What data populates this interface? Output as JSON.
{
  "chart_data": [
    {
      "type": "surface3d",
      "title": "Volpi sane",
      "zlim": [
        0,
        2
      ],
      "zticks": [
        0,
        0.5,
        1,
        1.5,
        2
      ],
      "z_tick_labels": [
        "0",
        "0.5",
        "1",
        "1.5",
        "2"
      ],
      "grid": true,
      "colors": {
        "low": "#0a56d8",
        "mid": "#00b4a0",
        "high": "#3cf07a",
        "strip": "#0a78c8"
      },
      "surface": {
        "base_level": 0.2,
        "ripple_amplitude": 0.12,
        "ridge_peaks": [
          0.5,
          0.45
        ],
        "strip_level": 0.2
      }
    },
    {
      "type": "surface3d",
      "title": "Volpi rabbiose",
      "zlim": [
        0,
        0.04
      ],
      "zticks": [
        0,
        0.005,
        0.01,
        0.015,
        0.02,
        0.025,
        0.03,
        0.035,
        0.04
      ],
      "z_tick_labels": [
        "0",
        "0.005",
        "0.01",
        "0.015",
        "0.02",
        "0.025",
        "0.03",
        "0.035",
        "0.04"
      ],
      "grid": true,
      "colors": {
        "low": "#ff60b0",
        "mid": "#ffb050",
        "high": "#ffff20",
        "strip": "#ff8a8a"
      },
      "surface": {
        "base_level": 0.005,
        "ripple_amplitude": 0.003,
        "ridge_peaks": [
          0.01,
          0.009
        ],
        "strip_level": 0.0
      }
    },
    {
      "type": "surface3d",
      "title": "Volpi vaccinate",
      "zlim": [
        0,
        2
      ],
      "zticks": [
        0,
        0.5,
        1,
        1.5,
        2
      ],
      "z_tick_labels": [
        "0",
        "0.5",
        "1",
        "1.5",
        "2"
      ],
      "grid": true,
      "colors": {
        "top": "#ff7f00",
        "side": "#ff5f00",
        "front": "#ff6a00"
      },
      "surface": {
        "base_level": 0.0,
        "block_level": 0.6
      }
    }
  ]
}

•••

◆ Task details: From the data above, extract every line in its exact form.

◆ Solution below:
What data populates this interface? Output as JSON.
{
  "chart_data": [
    {
      "type": "surface3d",
      "title": "Volpi sane",
      "zlim": [
        0,
        2
      ],
      "zticks": [
        0,
        0.5,
        1,
        1.5,
        2
      ],
      "z_tick_labels": [
        "0",
        "0.5",
        "1",
        "1.5",
        "2"
      ],
      "grid": true,
      "colors": {
        "low": "#0a56d8",
        "mid": "#00b4a0",
        "high": "#3cf07a",
        "strip": "#0a78c8"
      },
      "surface": {
        "base_level": 0.2,
        "ripple_amplitude": 0.12,
        "ridge_peaks": [
          0.5,
          0.45
        ],
        "strip_level": 0.2
      }
    },
    {
      "type": "surface3d",
      "title": "Volpi rabbiose",
      "zlim": [
        0,
        0.04
      ],
      "zticks": [
        0,
        0.005,
        0.01,
        0.015,
        0.02,
        0.025,
        0.03,
        0.035,
        0.04
      ],
      "z_tick_labels": [
        "0",
        "0.005",
        "0.01",
        "0.015",
        "0.02",
        "0.025",
        "0.03",
        "0.035",
        "0.04"
      ],
      "grid": true,
      "colors": {
        "low": "#ff60b0",
        "mid": "#ffb050",
        "high": "#ffff20",
        "strip": "#ff8a8a"
      },
      "surface": {
        "base_level": 0.005,
        "ripple_amplitude": 0.003,
        "ridge_peaks": [
          0.01,
          0.009
        ],
        "strip_level": 0.0
      }
    },
    {
      "type": "surface3d",
      "title": "Volpi vaccinate",
      "zlim": [
        0,
        2
      ],
      "zticks": [
        0,
        0.5,
        1,
        1.5,
        2
      ],
      "z_tick_labels": [
        "0",
        "0.5",
        "1",
        "1.5",
        "2"
      ],
      "grid": true,
      "colors": {
        "top": "#ff7f00",
        "side": "#ff5f00",
        "front": "#ff6a00"
      },
      "surface": {
        "base_level": 0.0,
        "block_level": 0.6
      }
    }
  ]
}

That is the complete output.